┌──
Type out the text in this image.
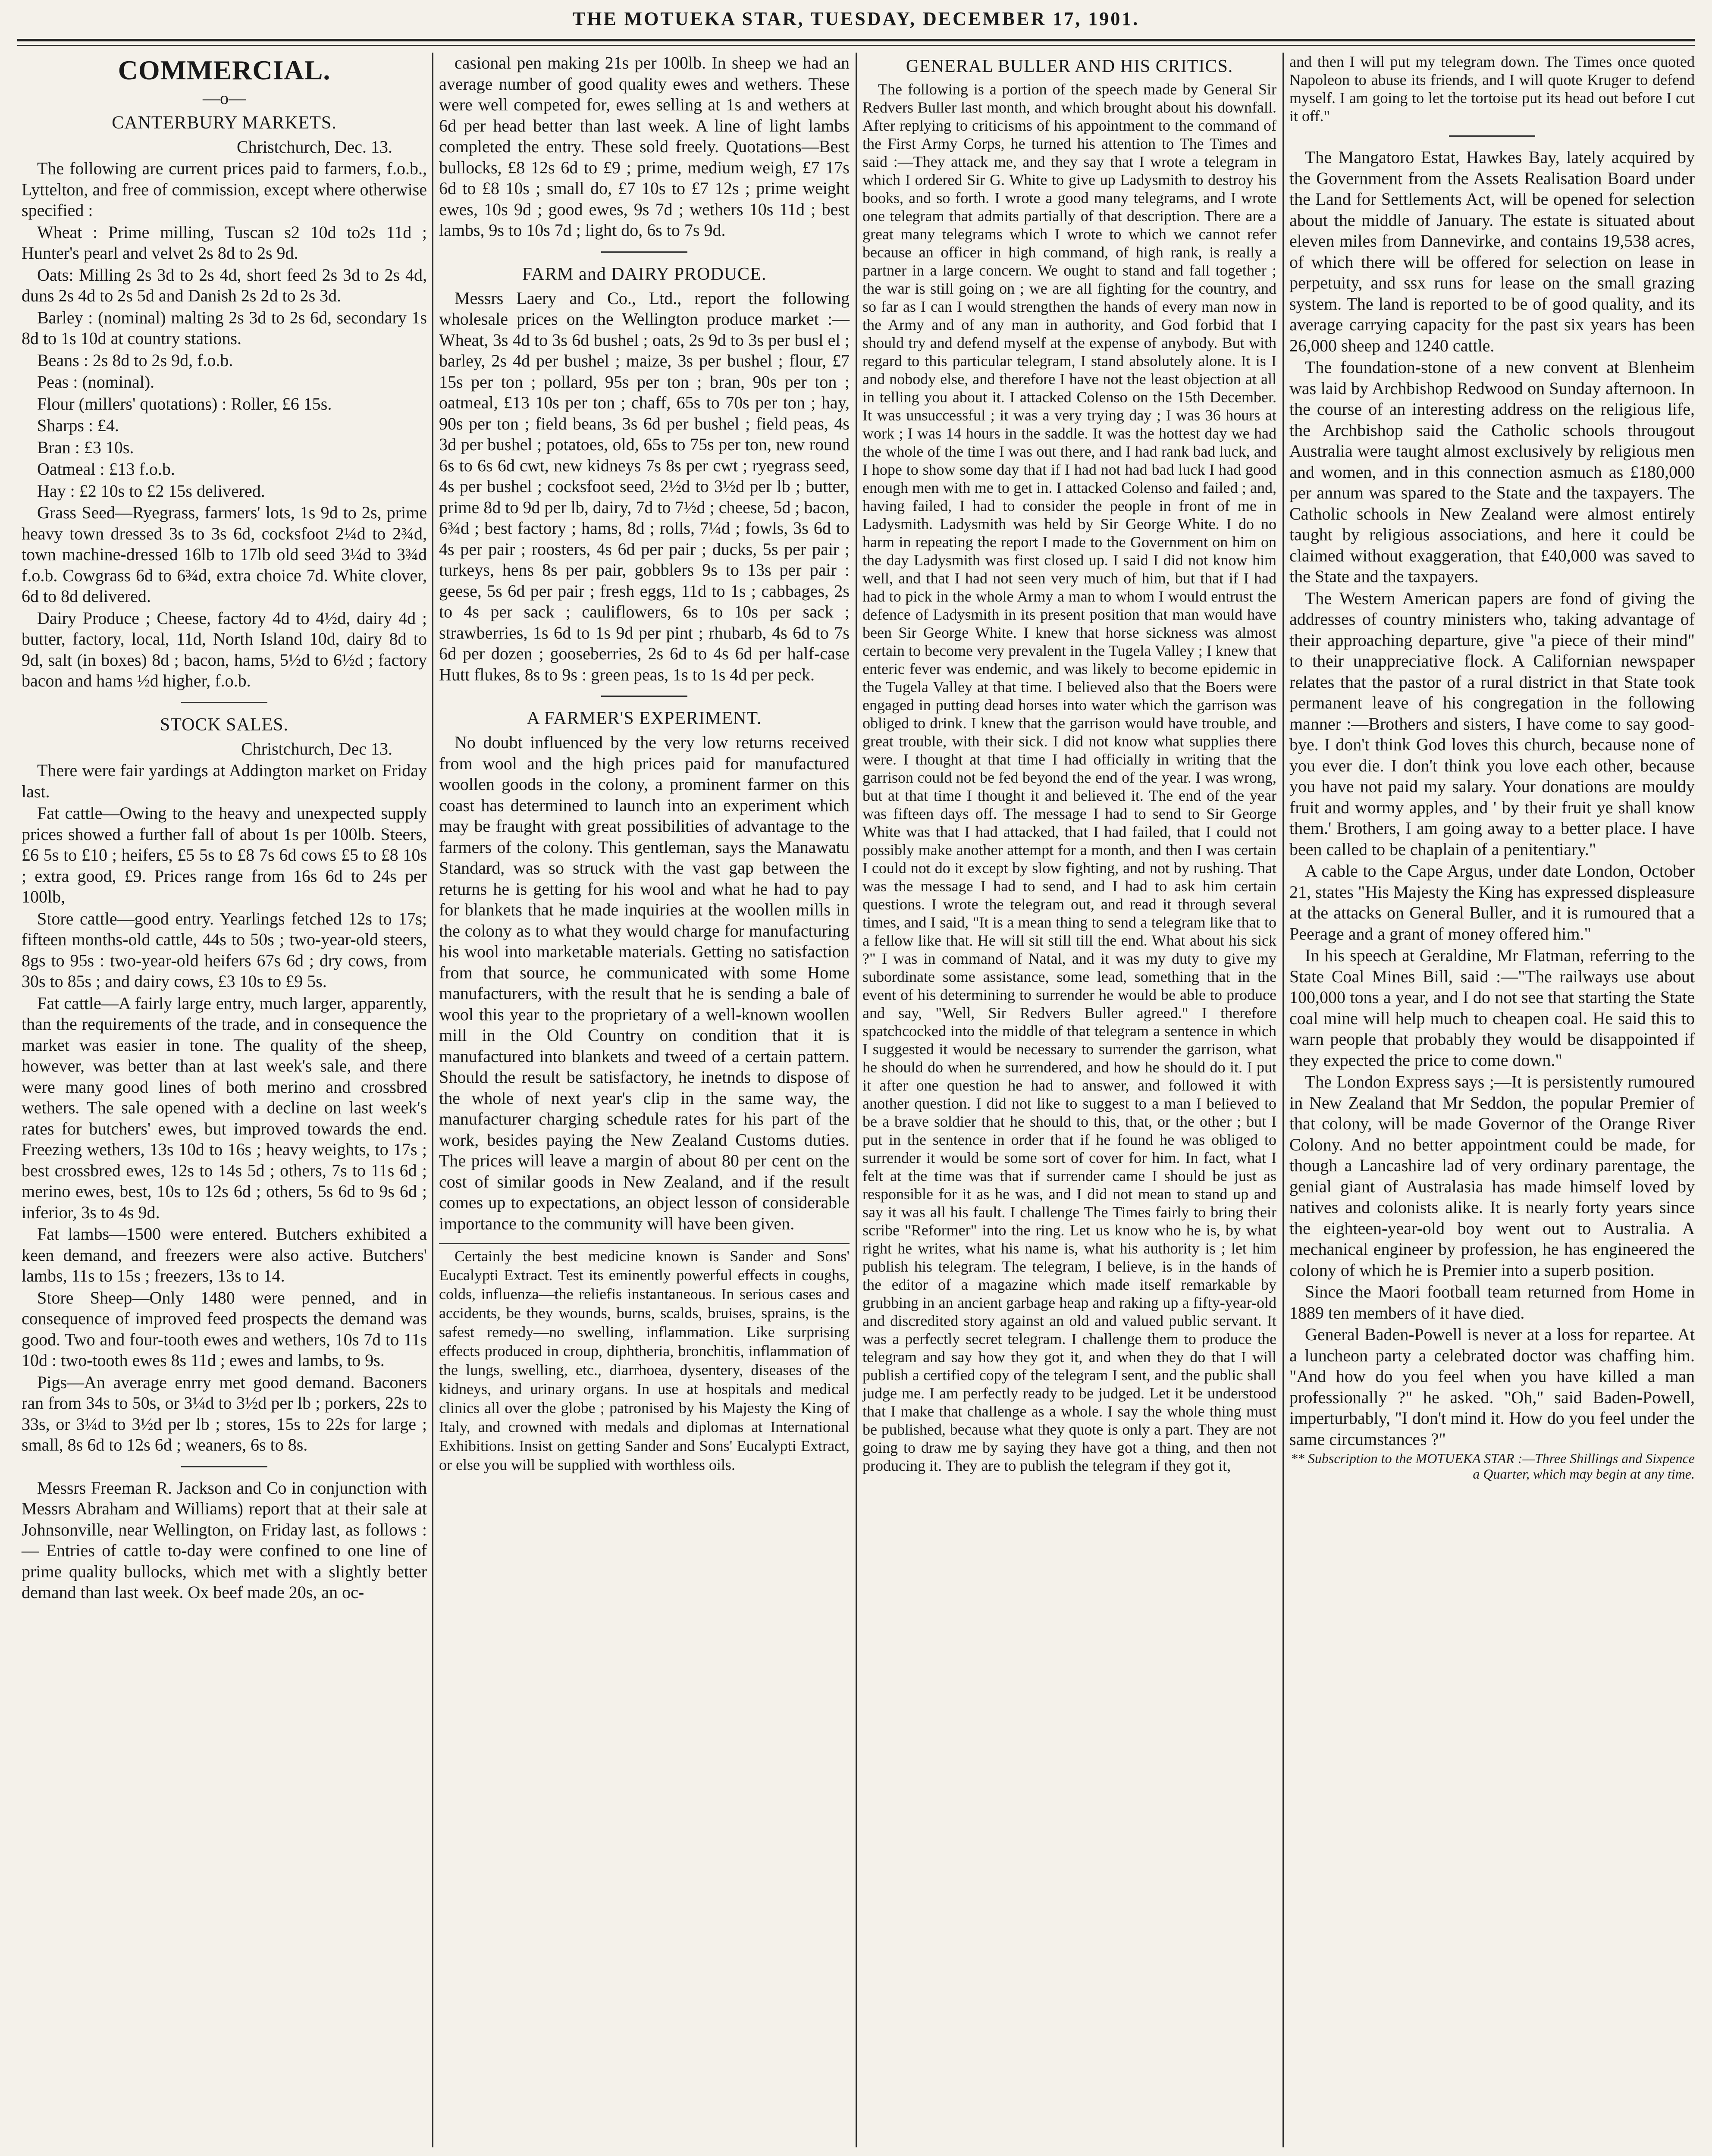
THE MOTUEKA STAR, TUESDAY, DECEMBER 17, 1901.
COMMERCIAL.

—o—

CANTERBURY MARKETS.

Christchurch, Dec. 13.

The following are current prices paid to farmers, f.o.b., Lyttelton, and free of commission, except where otherwise specified :

Wheat : Prime milling, Tuscan s2 10d to2s 11d ; Hunter's pearl and velvet 2s 8d to 2s 9d.

Oats: Milling 2s 3d to 2s 4d, short feed 2s 3d to 2s 4d, duns 2s 4d to 2s 5d and Danish 2s 2d to 2s 3d.

Barley : (nominal) malting 2s 3d to 2s 6d, secondary 1s 8d to 1s 10d at country stations.

Beans : 2s 8d to 2s 9d, f.o.b.

Peas : (nominal).

Flour (millers' quotations) : Roller, £6 15s.

Sharps : £4.

Bran : £3 10s.

Oatmeal : £13 f.o.b.

Hay : £2 10s to £2 15s delivered.

Grass Seed—Ryegrass, farmers' lots, 1s 9d to 2s, prime heavy town dressed 3s to 3s 6d, cocksfoot 2¼d to 2¾d, town machine-dressed 16lb to 17lb old seed 3¼d to 3¾d f.o.b. Cowgrass 6d to 6¾d, extra choice 7d. White clover, 6d to 8d delivered.

Dairy Produce ; Cheese, factory 4d to 4½d, dairy 4d ; butter, factory, local, 11d, North Island 10d, dairy 8d to 9d, salt (in boxes) 8d ; bacon, hams, 5½d to 6½d ; factory bacon and hams ½d higher, f.o.b.

STOCK SALES.

Christchurch, Dec 13.

There were fair yardings at Addington market on Friday last.

Fat cattle—Owing to the heavy and unexpected supply prices showed a further fall of about 1s per 100lb. Steers, £6 5s to £10 ; heifers, £5 5s to £8 7s 6d cows £5 to £8 10s ; extra good, £9. Prices range from 16s 6d to 24s per 100lb,

Store cattle—good entry. Yearlings fetched 12s to 17s; fifteen months-old cattle, 44s to 50s ; two-year-old steers, 8gs to 95s : two-year-old heifers 67s 6d ; dry cows, from 30s to 85s ; and dairy cows, £3 10s to £9 5s.

Fat cattle—A fairly large entry, much larger, apparently, than the requirements of the trade, and in consequence the market was easier in tone. The quality of the sheep, however, was better than at last week's sale, and there were many good lines of both merino and crossbred wethers. The sale opened with a decline on last week's rates for butchers' ewes, but improved towards the end. Freezing wethers, 13s 10d to 16s ; heavy weights, to 17s ; best crossbred ewes, 12s to 14s 5d ; others, 7s to 11s 6d ; merino ewes, best, 10s to 12s 6d ; others, 5s 6d to 9s 6d ; inferior, 3s to 4s 9d.

Fat lambs—1500 were entered. Butchers exhibited a keen demand, and freezers were also active. Butchers' lambs, 11s to 15s ; freezers, 13s to 14.

Store Sheep—Only 1480 were penned, and in consequence of improved feed prospects the demand was good. Two and four-tooth ewes and wethers, 10s 7d to 11s 10d : two-tooth ewes 8s 11d ; ewes and lambs, to 9s.

Pigs—An average enrry met good demand. Baconers ran from 34s to 50s, or 3¼d to 3½d per lb ; porkers, 22s to 33s, or 3¼d to 3½d per lb ; stores, 15s to 22s for large ; small, 8s 6d to 12s 6d ; weaners, 6s to 8s.

Messrs Freeman R. Jackson and Co in conjunction with Messrs Abraham and Williams) report that at their sale at Johnsonville, near Wellington, on Friday last, as follows :— Entries of cattle to-day were confined to one line of prime quality bullocks, which met with a slightly better demand than last week. Ox beef made 20s, an oc-

casional pen making 21s per 100lb. In sheep we had an average number of good quality ewes and wethers. These were well competed for, ewes selling at 1s and wethers at 6d per head better than last week. A line of light lambs completed the entry. These sold freely. Quotations—Best bullocks, £8 12s 6d to £9 ; prime, medium weigh, £7 17s 6d to £8 10s ; small do, £7 10s to £7 12s ; prime weight ewes, 10s 9d ; good ewes, 9s 7d ; wethers 10s 11d ; best lambs, 9s to 10s 7d ; light do, 6s to 7s 9d.

FARM and DAIRY PRODUCE.

Messrs Laery and Co., Ltd., report the following wholesale prices on the Wellington produce market :—Wheat, 3s 4d to 3s 6d bushel ; oats, 2s 9d to 3s per busl el ; barley, 2s 4d per bushel ; maize, 3s per bushel ; flour, £7 15s per ton ; pollard, 95s per ton ; bran, 90s per ton ; oatmeal, £13 10s per ton ; chaff, 65s to 70s per ton ; hay, 90s per ton ; field beans, 3s 6d per bushel ; field peas, 4s 3d per bushel ; potatoes, old, 65s to 75s per ton, new round 6s to 6s 6d cwt, new kidneys 7s 8s per cwt ; ryegrass seed, 4s per bushel ; cocksfoot seed, 2½d to 3½d per lb ; butter, prime 8d to 9d per lb, dairy, 7d to 7½d ; cheese, 5d ; bacon, 6¾d ; best factory ; hams, 8d ; rolls, 7¼d ; fowls, 3s 6d to 4s per pair ; roosters, 4s 6d per pair ; ducks, 5s per pair ; turkeys, hens 8s per pair, gobblers 9s to 13s per pair : geese, 5s 6d per pair ; fresh eggs, 11d to 1s ; cabbages, 2s to 4s per sack ; cauliflowers, 6s to 10s per sack ; strawberries, 1s 6d to 1s 9d per pint ; rhubarb, 4s 6d to 7s 6d per dozen ; gooseberries, 2s 6d to 4s 6d per half-case Hutt flukes, 8s to 9s : green peas, 1s to 1s 4d per peck.

A FARMER'S EXPERIMENT.

No doubt influenced by the very low returns received from wool and the high prices paid for manufactured woollen goods in the colony, a prominent farmer on this coast has determined to launch into an experiment which may be fraught with great possibilities of advantage to the farmers of the colony. This gentleman, says the Manawatu Standard, was so struck with the vast gap between the returns he is getting for his wool and what he had to pay for blankets that he made inquiries at the woollen mills in the colony as to what they would charge for manufacturing his wool into marketable materials. Getting no satisfaction from that source, he communicated with some Home manufacturers, with the result that he is sending a bale of wool this year to the proprietary of a well-known woollen mill in the Old Country on condition that it is manufactured into blankets and tweed of a certain pattern. Should the result be satisfactory, he inetnds to dispose of the whole of next year's clip in the same way, the manufacturer charging schedule rates for his part of the work, besides paying the New Zealand Customs duties. The prices will leave a margin of about 80 per cent on the cost of similar goods in New Zealand, and if the result comes up to expectations, an object lesson of considerable importance to the community will have been given.

Certainly the best medicine known is Sander and Sons' Eucalypti Extract. Test its eminently powerful effects in coughs, colds, influenza—the reliefis instantaneous. In serious cases and accidents, be they wounds, burns, scalds, bruises, sprains, is the safest remedy—no swelling, inflammation. Like surprising effects produced in croup, diphtheria, bronchitis, inflammation of the lungs, swelling, etc., diarrhoea, dysentery, diseases of the kidneys, and urinary organs. In use at hospitals and medical clinics all over the globe ; patronised by his Majesty the King of Italy, and crowned with medals and diplomas at International Exhibitions. Insist on getting Sander and Sons' Eucalypti Extract, or else you will be supplied with worthless oils.

GENERAL BULLER AND HIS CRITICS.

The following is a portion of the speech made by General Sir Redvers Buller last month, and which brought about his downfall. After replying to criticisms of his appointment to the command of the First Army Corps, he turned his attention to The Times and said :—They attack me, and they say that I wrote a telegram in which I ordered Sir G. White to give up Ladysmith to destroy his books, and so forth. I wrote a good many telegrams, and I wrote one telegram that admits partially of that description. There are a great many telegrams which I wrote to which we cannot refer because an officer in high command, of high rank, is really a partner in a large concern. We ought to stand and fall together ; the war is still going on ; we are all fighting for the country, and so far as I can I would strengthen the hands of every man now in the Army and of any man in authority, and God forbid that I should try and defend myself at the expense of anybody. But with regard to this particular telegram, I stand absolutely alone. It is I and nobody else, and therefore I have not the least objection at all in telling you about it. I attacked Colenso on the 15th December. It was unsuccessful ; it was a very trying day ; I was 36 hours at work ; I was 14 hours in the saddle. It was the hottest day we had the whole of the time I was out there, and I had rank bad luck, and I hope to show some day that if I had not had bad luck I had good enough men with me to get in. I attacked Colenso and failed ; and, having failed, I had to consider the people in front of me in Ladysmith. Ladysmith was held by Sir George White. I do no harm in repeating the report I made to the Government on him on the day Ladysmith was first closed up. I said I did not know him well, and that I had not seen very much of him, but that if I had had to pick in the whole Army a man to whom I would entrust the defence of Ladysmith in its present position that man would have been Sir George White. I knew that horse sickness was almost certain to become very prevalent in the Tugela Valley ; I knew that enteric fever was endemic, and was likely to become epidemic in the Tugela Valley at that time. I believed also that the Boers were engaged in putting dead horses into water which the garrison was obliged to drink. I knew that the garrison would have trouble, and great trouble, with their sick. I did not know what supplies there were. I thought at that time I had officially in writing that the garrison could not be fed beyond the end of the year. I was wrong, but at that time I thought it and believed it. The end of the year was fifteen days off. The message I had to send to Sir George White was that I had attacked, that I had failed, that I could not possibly make another attempt for a month, and then I was certain I could not do it except by slow fighting, and not by rushing. That was the message I had to send, and I had to ask him certain questions. I wrote the telegram out, and read it through several times, and I said, "It is a mean thing to send a telegram like that to a fellow like that. He will sit still till the end. What about his sick ?" I was in command of Natal, and it was my duty to give my subordinate some assistance, some lead, something that in the event of his determining to surrender he would be able to produce and say, "Well, Sir Redvers Buller agreed." I therefore spatchcocked into the middle of that telegram a sentence in which I suggested it would be necessary to surrender the garrison, what he should do when he surrendered, and how he should do it. I put it after one question he had to answer, and followed it with another question. I did not like to suggest to a man I believed to be a brave soldier that he should to this, that, or the other ; but I put in the sentence in order that if he found he was obliged to surrender it would be some sort of cover for him. In fact, what I felt at the time was that if surrender came I should be just as responsible for it as he was, and I did not mean to stand up and say it was all his fault. I challenge The Times fairly to bring their scribe "Reformer" into the ring. Let us know who he is, by what right he writes, what his name is, what his authority is ; let him publish his telegram. The telegram, I believe, is in the hands of the editor of a magazine which made itself remarkable by grubbing in an ancient garbage heap and raking up a fifty-year-old and discredited story against an old and valued public servant. It was a perfectly secret telegram. I challenge them to produce the telegram and say how they got it, and when they do that I will publish a certified copy of the telegram I sent, and the public shall judge me. I am perfectly ready to be judged. Let it be understood that I make that challenge as a whole. I say the whole thing must be published, because what they quote is only a part. They are not going to draw me by saying they have got a thing, and then not producing it. They are to publish the telegram if they got it,

and then I will put my telegram down. The Times once quoted Napoleon to abuse its friends, and I will quote Kruger to defend myself. I am going to let the tortoise put its head out before I cut it off."

The Mangatoro Estat, Hawkes Bay, lately acquired by the Government from the Assets Realisation Board under the Land for Settlements Act, will be opened for selection about the middle of January. The estate is situated about eleven miles from Dannevirke, and contains 19,538 acres, of which there will be offered for selection on lease in perpetuity, and ssx runs for lease on the small grazing system. The land is reported to be of good quality, and its average carrying capacity for the past six years has been 26,000 sheep and 1240 cattle.

The foundation-stone of a new convent at Blenheim was laid by Archbishop Redwood on Sunday afternoon. In the course of an interesting address on the religious life, the Archbishop said the Catholic schools througout Australia were taught almost exclusively by religious men and women, and in this connection asmuch as £180,000 per annum was spared to the State and the taxpayers. The Catholic schools in New Zealand were almost entirely taught by religious associations, and here it could be claimed without exaggeration, that £40,000 was saved to the State and the taxpayers.

The Western American papers are fond of giving the addresses of country ministers who, taking advantage of their approaching departure, give "a piece of their mind" to their unappreciative flock. A Californian newspaper relates that the pastor of a rural district in that State took permanent leave of his congregation in the following manner :—Brothers and sisters, I have come to say good-bye. I don't think God loves this church, because none of you ever die. I don't think you love each other, because you have not paid my salary. Your donations are mouldy fruit and wormy apples, and ' by their fruit ye shall know them.' Brothers, I am going away to a better place. I have been called to be chaplain of a penitentiary."

A cable to the Cape Argus, under date London, October 21, states "His Majesty the King has expressed displeasure at the attacks on General Buller, and it is rumoured that a Peerage and a grant of money offered him."

In his speech at Geraldine, Mr Flatman, referring to the State Coal Mines Bill, said :—"The railways use about 100,000 tons a year, and I do not see that starting the State coal mine will help much to cheapen coal. He said this to warn people that probably they would be disappointed if they expected the price to come down."

The London Express says ;—It is persistently rumoured in New Zealand that Mr Seddon, the popular Premier of that colony, will be made Governor of the Orange River Colony. And no better appointment could be made, for though a Lancashire lad of very ordinary parentage, the genial giant of Australasia has made himself loved by natives and colonists alike. It is nearly forty years since the eighteen-year-old boy went out to Australia. A mechanical engineer by profession, he has engineered the colony of which he is Premier into a superb position.

Since the Maori football team returned from Home in 1889 ten members of it have died.

General Baden-Powell is never at a loss for repartee. At a luncheon party a celebrated doctor was chaffing him. "And how do you feel when you have killed a man professionally ?" he asked. "Oh," said Baden-Powell, imperturbably, "I don't mind it. How do you feel under the same circumstances ?"

** Subscription to the MOTUEKA STAR :—Three Shillings and Sixpence a Quarter, which may begin at any time.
└──
§ **WHAT YOU WILL DO**
Read through the entries and copy each line in which "lambs" appears.

§ **SOLUTION BELOW**
Fat lambs—1500 were entered. Butchers exhibited a keen demand, and freezers were also active. Butchers' lambs, 11s to 15s ; freezers, 13s to 14.
Store Sheep—Only 1480 were penned, and in consequence of improved feed prospects the demand was good. Two and four-tooth ewes and wethers, 10s 7d to 11s 10d : two-tooth ewes 8s 11d ; ewes and lambs, to 9s.
casional pen making 21s per 100lb. In sheep we had an average number of good quality ewes and wethers. These were well competed for, ewes selling at 1s and wethers at 6d per head better than last week. A line of light lambs completed the entry. These sold freely. Quotations—Best bullocks, £8 12s 6d to £9 ; prime, medium weigh, £7 17s 6d to £8 10s ; small do, £7 10s to £7 12s ; prime weight ewes, 10s 9d ; good ewes, 9s 7d ; wethers 10s 11d ; best lambs, 9s to 10s 7d ; light do, 6s to 7s 9d.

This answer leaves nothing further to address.